AIM OF THE TASK: Render each line of the material below as a JSON list of strings, with one string per line. Omit blank lines and leave the pictures out.

RAW DATA:
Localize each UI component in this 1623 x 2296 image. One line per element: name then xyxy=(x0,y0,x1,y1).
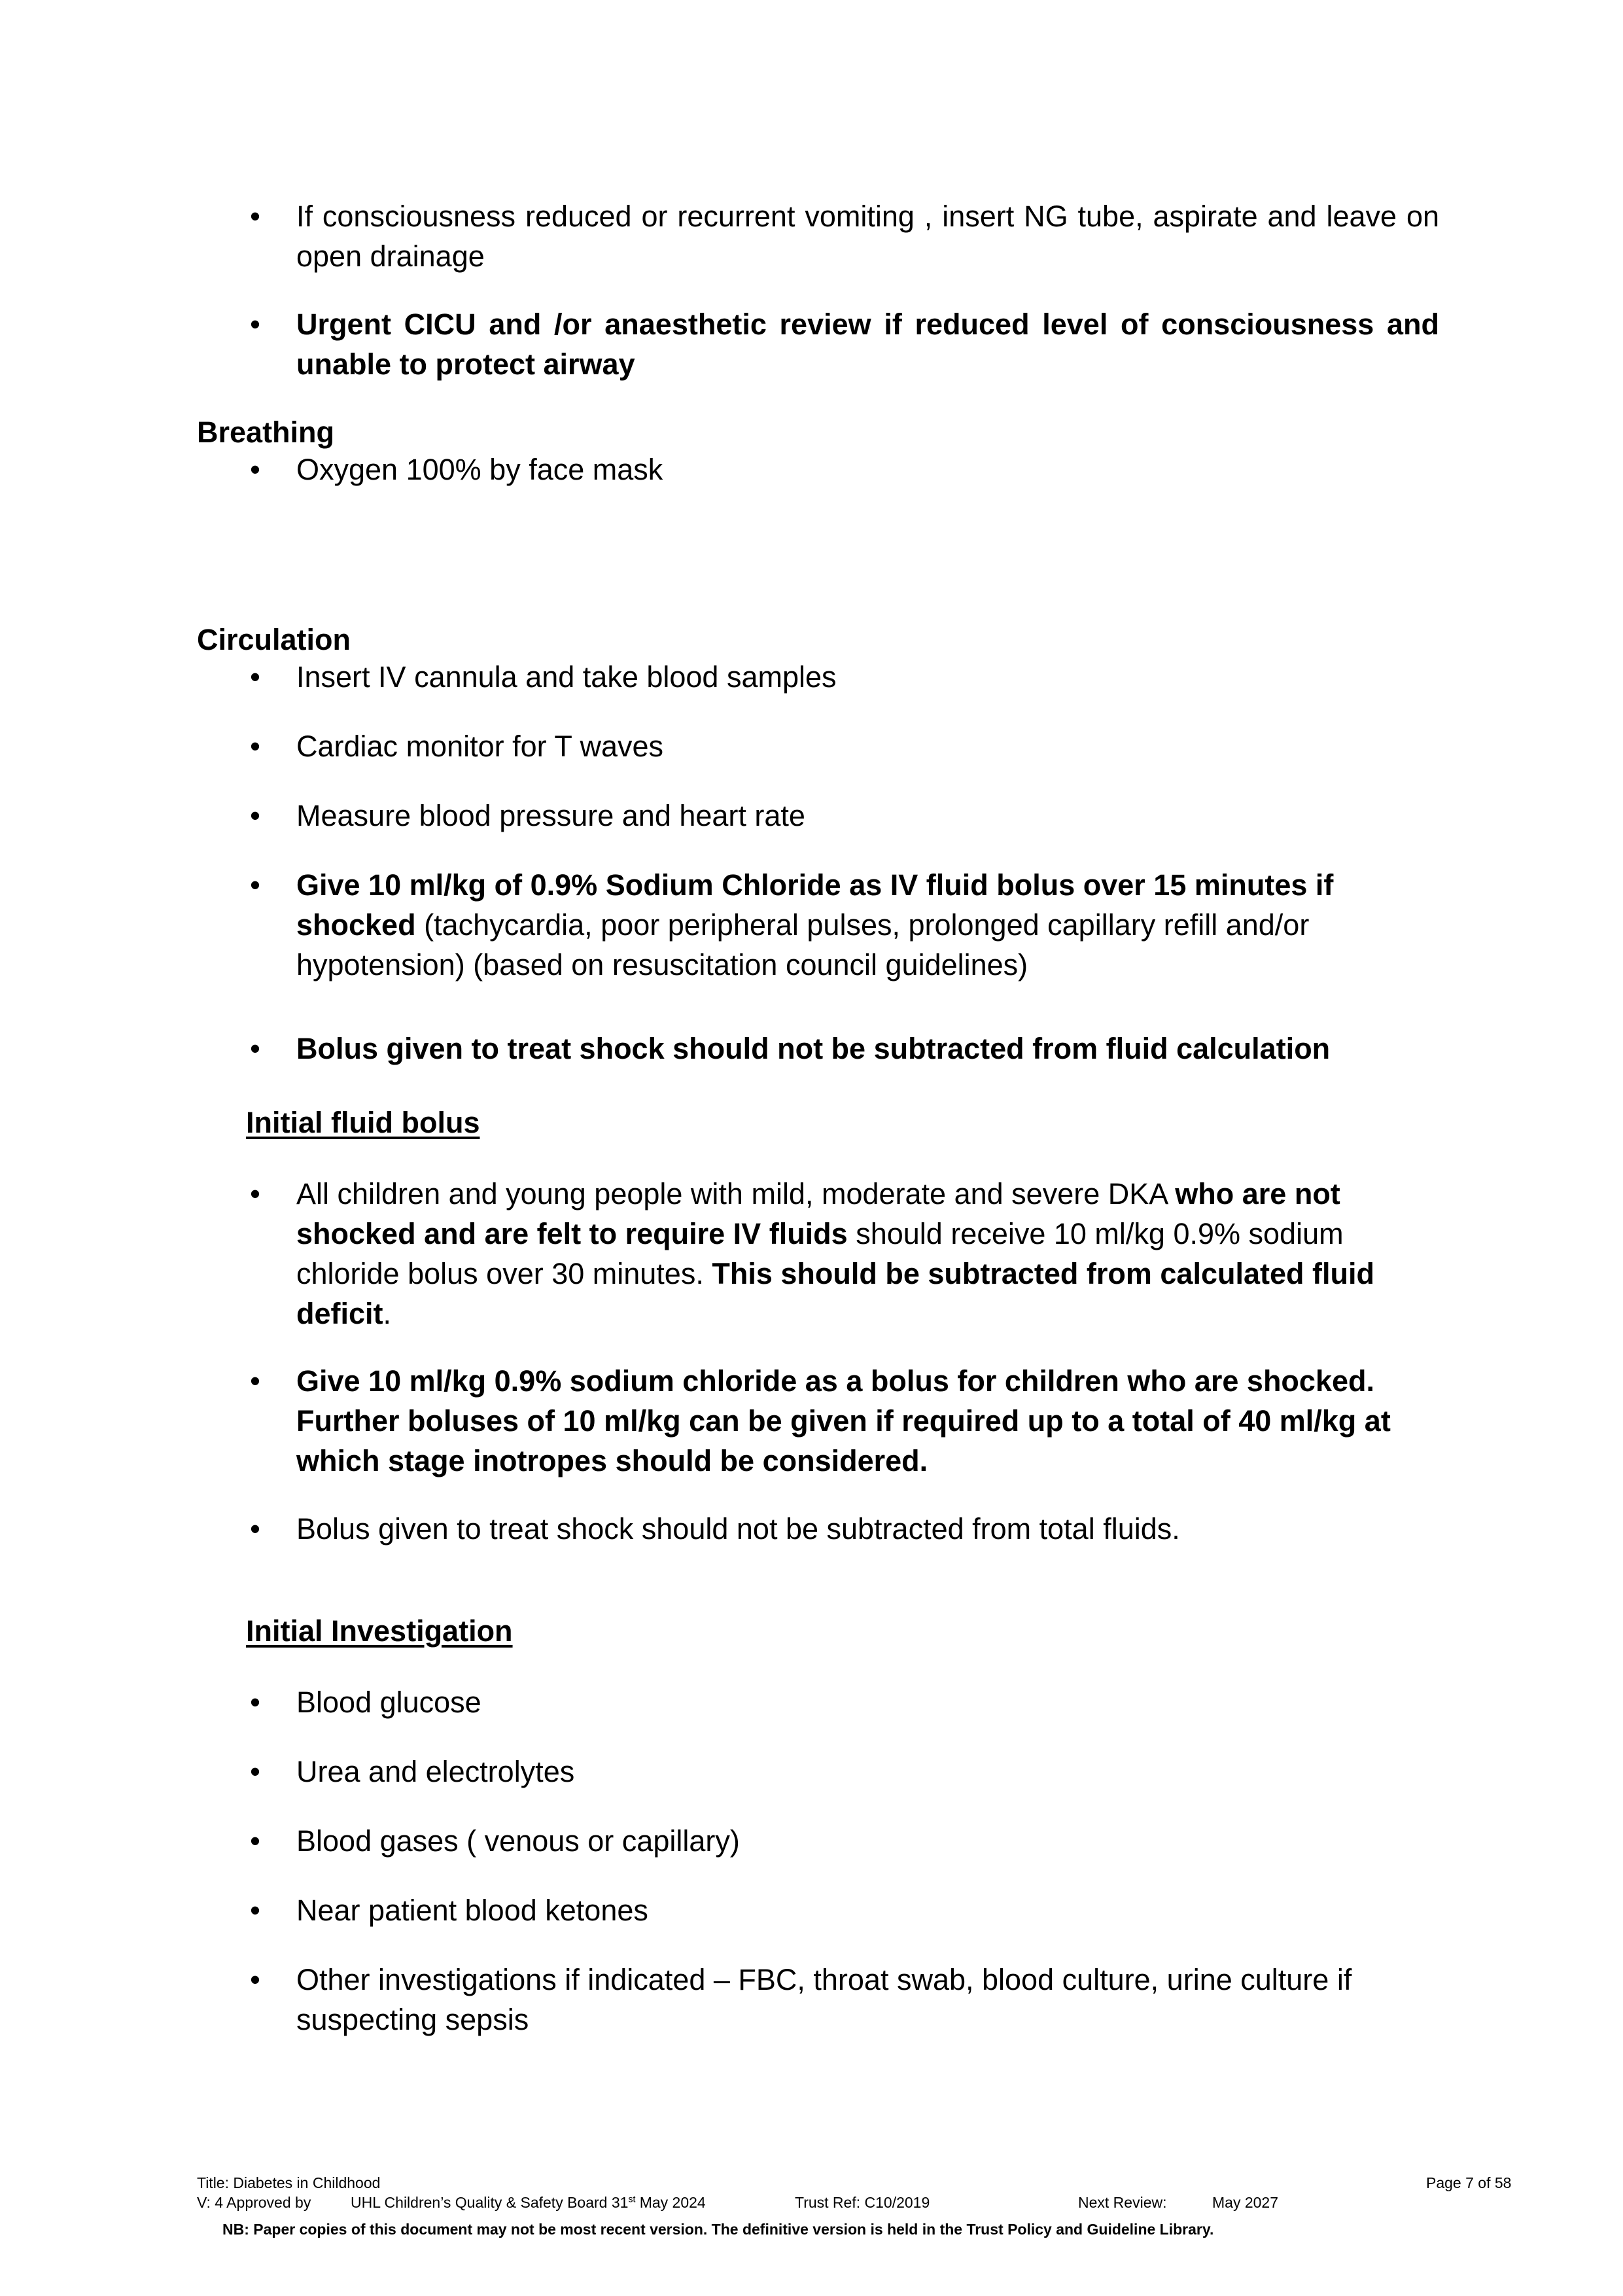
bullet-text xyxy=(296,1752,1439,1792)
bullet-text xyxy=(296,657,1439,697)
bullet-text xyxy=(296,1821,1439,1861)
bullet-text xyxy=(296,865,1439,985)
text-run: Cardiac monitor for T waves xyxy=(296,730,664,763)
text-run: Measure blood pressure and heart rate xyxy=(296,799,805,832)
text-run: Urea and electrolytes xyxy=(296,1755,575,1788)
section-heading-circulation: Circulation xyxy=(197,623,351,656)
section-heading-initial-investigation: Initial Investigation xyxy=(246,1614,513,1648)
bold-text-run: Urgent CICU and /or anaesthetic review if reduced level of consciousness and unable to protect airway xyxy=(296,308,1439,381)
bullet-icon: • xyxy=(250,453,260,486)
bullet-text xyxy=(296,1682,1439,1722)
bullet-text xyxy=(296,1960,1439,2040)
footer-approved-sup: st xyxy=(628,2193,636,2204)
footer-version: V: 4 Approved by xyxy=(197,2194,311,2211)
bullet-icon: • xyxy=(250,1755,260,1788)
section-heading-initial-fluid-bolus: Initial fluid bolus xyxy=(246,1106,480,1139)
bold-text-run: Give 10 ml/kg of 0.9% Sodium Chloride as IV fluid bolus over 15 minutes if shocked xyxy=(296,868,1334,942)
bold-text-run: Bolus given to treat shock should not be subtracted from fluid calculation xyxy=(296,1032,1331,1065)
bullet-icon: • xyxy=(250,1512,260,1545)
bullet-text xyxy=(296,196,1439,276)
bullet-icon: • xyxy=(250,1894,260,1927)
footer-trust-ref: Trust Ref: C10/2019 xyxy=(795,2194,930,2211)
bullet-icon: • xyxy=(250,1364,260,1398)
bullet-icon: • xyxy=(250,308,260,341)
text-run: Insert IV cannula and take blood samples xyxy=(296,660,837,694)
bullet-icon: • xyxy=(250,1824,260,1858)
bullet-icon: • xyxy=(250,1032,260,1065)
bullet-icon: • xyxy=(250,730,260,763)
bullet-icon: • xyxy=(250,868,260,902)
text-run: Blood gases ( venous or capillary) xyxy=(296,1824,740,1858)
footer-next-review-date: May 2027 xyxy=(1212,2194,1279,2211)
footer-next-review-label: Next Review: xyxy=(1078,2194,1167,2211)
bullet-icon: • xyxy=(250,799,260,832)
bullet-text xyxy=(296,1174,1439,1333)
text-run: If consciousness reduced or recurrent vomiting , insert NG tube, aspirate and leave on open drainage xyxy=(296,200,1439,273)
bold-text-run: This should be subtracted from calculated fluid deficit xyxy=(296,1257,1374,1330)
footer-approved-board: UHL Children’s Quality & Safety Board 31 xyxy=(351,2194,629,2211)
footer-page-number: Page 7 of 58 xyxy=(1426,2174,1512,2191)
bullet-icon: • xyxy=(250,1963,260,1996)
bullet-icon: • xyxy=(250,1686,260,1719)
text-run: . xyxy=(383,1297,392,1330)
bullet-text xyxy=(296,796,1439,836)
text-run: Other investigations if indicated – FBC, throat swab, blood culture, urine culture if suspecting sepsis xyxy=(296,1963,1352,2036)
text-run: Bolus given to treat shock should not be subtracted from total fluids. xyxy=(296,1512,1180,1545)
footer-approved-by xyxy=(351,2193,706,2212)
bullet-icon: • xyxy=(250,660,260,694)
bold-text-run: who are not shocked and are felt to require IV fluids xyxy=(296,1177,1340,1250)
footer-approved-date: May 2024 xyxy=(635,2194,706,2211)
text-run: Oxygen 100% by face mask xyxy=(296,453,663,486)
text-run: Near patient blood ketones xyxy=(296,1894,648,1927)
bullet-text xyxy=(296,450,1439,489)
bold-text-run: Give 10 ml/kg 0.9% sodium chloride as a bolus for children who are shocked. Further boluses of 10 ml/kg can be given if required up to a total of 40 ml/kg at which stage inotropes should be considered. xyxy=(296,1364,1391,1477)
footer-note: NB: Paper copies of this document may not be most recent version. The definitive version is held in the Trust Policy and Guideline Library. xyxy=(222,2221,1214,2238)
bullet-text xyxy=(296,304,1439,384)
section-heading-breathing: Breathing xyxy=(197,415,335,449)
bullet-icon: • xyxy=(250,1177,260,1210)
text-run: should receive 10 ml/kg 0.9% sodium chloride bolus over 30 minutes. xyxy=(296,1217,1344,1290)
bullet-icon: • xyxy=(250,200,260,233)
bullet-text xyxy=(296,1509,1439,1549)
bullet-text xyxy=(296,726,1439,766)
bullet-text xyxy=(296,1361,1439,1481)
bullet-text xyxy=(296,1029,1439,1069)
text-run: All children and young people with mild, moderate and severe DKA xyxy=(296,1177,1176,1210)
footer-title: Title: Diabetes in Childhood xyxy=(197,2174,381,2191)
bullet-text xyxy=(296,1890,1439,1930)
text-run: (tachycardia, poor peripheral pulses, prolonged capillary refill and/or hypotension) (based on resuscitation council guidelines) xyxy=(296,908,1310,981)
text-run: Blood glucose xyxy=(296,1686,481,1719)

RESULT:
[
  "Localize each UI component in this 1623 x 2296 image. One line per element: name then xyxy=(x0,y0,x1,y1).",
  "bullet-text xyxy=(296,1752,1439,1792)",
  "bullet-text xyxy=(296,657,1439,697)",
  "bullet-text xyxy=(296,1821,1439,1861)",
  "bullet-text xyxy=(296,865,1439,985)",
  "text-run: Cardiac monitor for T waves xyxy=(296,730,664,763)",
  "text-run: Measure blood pressure and heart rate xyxy=(296,799,805,832)",
  "text-run: Urea and electrolytes xyxy=(296,1755,575,1788)",
  "section-heading-circulation: Circulation xyxy=(197,623,351,656)",
  "section-heading-initial-investigation: Initial Investigation xyxy=(246,1614,513,1648)",
  "bold-text-run: Urgent CICU and /or anaesthetic review if reduced level of consciousness and unable to protect airway xyxy=(296,308,1439,381)",
  "bullet-icon: • xyxy=(250,453,260,486)",
  "bullet-text xyxy=(296,1682,1439,1722)",
  "bullet-text xyxy=(296,1960,1439,2040)",
  "footer-approved-sup: st xyxy=(628,2193,636,2204)",
  "footer-version: V: 4 Approved by xyxy=(197,2194,311,2211)",
  "bullet-icon: • xyxy=(250,1755,260,1788)",
  "section-heading-initial-fluid-bolus: Initial fluid bolus xyxy=(246,1106,480,1139)",
  "bold-text-run: Give 10 ml/kg of 0.9% Sodium Chloride as IV fluid bolus over 15 minutes if shocked xyxy=(296,868,1334,942)",
  "bold-text-run: Bolus given to treat shock should not be subtracted from fluid calculation xyxy=(296,1032,1331,1065)",
  "bullet-icon: • xyxy=(250,1512,260,1545)",
  "bullet-text xyxy=(296,196,1439,276)",
  "bullet-icon: • xyxy=(250,1894,260,1927)",
  "footer-trust-ref: Trust Ref: C10/2019 xyxy=(795,2194,930,2211)",
  "bullet-icon: • xyxy=(250,1364,260,1398)",
  "bullet-icon: • xyxy=(250,308,260,341)",
  "text-run: Insert IV cannula and take blood samples xyxy=(296,660,837,694)",
  "bullet-icon: • xyxy=(250,1824,260,1858)",
  "bullet-icon: • xyxy=(250,1032,260,1065)",
  "bullet-icon: • xyxy=(250,730,260,763)",
  "bullet-icon: • xyxy=(250,868,260,902)",
  "text-run: Blood gases ( venous or capillary) xyxy=(296,1824,740,1858)",
  "footer-next-review-date: May 2027 xyxy=(1212,2194,1279,2211)",
  "footer-next-review-label: Next Review: xyxy=(1078,2194,1167,2211)",
  "bullet-icon: • xyxy=(250,799,260,832)",
  "bullet-text xyxy=(296,1174,1439,1333)",
  "text-run: If consciousness reduced or recurrent vomiting , insert NG tube, aspirate and leave on open drainage xyxy=(296,200,1439,273)",
  "bold-text-run: This should be subtracted from calculated fluid deficit xyxy=(296,1257,1374,1330)",
  "footer-approved-board: UHL Children’s Quality & Safety Board 31 xyxy=(351,2194,629,2211)",
  "footer-page-number: Page 7 of 58 xyxy=(1426,2174,1512,2191)",
  "bullet-icon: • xyxy=(250,1963,260,1996)",
  "bullet-icon: • xyxy=(250,1686,260,1719)",
  "text-run: . xyxy=(383,1297,392,1330)",
  "bullet-text xyxy=(296,796,1439,836)",
  "text-run: Other investigations if indicated – FBC, throat swab, blood culture, urine culture if suspecting sepsis xyxy=(296,1963,1352,2036)",
  "text-run: Bolus given to treat shock should not be subtracted from total fluids. xyxy=(296,1512,1180,1545)",
  "footer-approved-by xyxy=(351,2193,706,2212)",
  "bullet-icon: • xyxy=(250,660,260,694)",
  "bold-text-run: who are not shocked and are felt to require IV fluids xyxy=(296,1177,1340,1250)",
  "footer-approved-date: May 2024 xyxy=(635,2194,706,2211)",
  "text-run: Oxygen 100% by face mask xyxy=(296,453,663,486)",
  "text-run: Near patient blood ketones xyxy=(296,1894,648,1927)",
  "bullet-text xyxy=(296,450,1439,489)",
  "bold-text-run: Give 10 ml/kg 0.9% sodium chloride as a bolus for children who are shocked. Further boluses of 10 ml/kg can be given if required up to a total of 40 ml/kg at which stage inotropes should be considered. xyxy=(296,1364,1391,1477)",
  "footer-note: NB: Paper copies of this document may not be most recent version. The definitive version is held in the Trust Policy and Guideline Library. xyxy=(222,2221,1214,2238)",
  "bullet-text xyxy=(296,304,1439,384)",
  "section-heading-breathing: Breathing xyxy=(197,415,335,449)",
  "bullet-icon: • xyxy=(250,1177,260,1210)",
  "text-run: should receive 10 ml/kg 0.9% sodium chloride bolus over 30 minutes. xyxy=(296,1217,1344,1290)",
  "bullet-icon: • xyxy=(250,200,260,233)",
  "bullet-text xyxy=(296,1509,1439,1549)",
  "bullet-text xyxy=(296,726,1439,766)",
  "bullet-text xyxy=(296,1361,1439,1481)",
  "bullet-text xyxy=(296,1029,1439,1069)",
  "text-run: All children and young people with mild, moderate and severe DKA xyxy=(296,1177,1176,1210)",
  "footer-title: Title: Diabetes in Childhood xyxy=(197,2174,381,2191)",
  "bullet-text xyxy=(296,1890,1439,1930)",
  "text-run: (tachycardia, poor peripheral pulses, prolonged capillary refill and/or hypotension) (based on resuscitation council guidelines) xyxy=(296,908,1310,981)",
  "text-run: Blood glucose xyxy=(296,1686,481,1719)"
]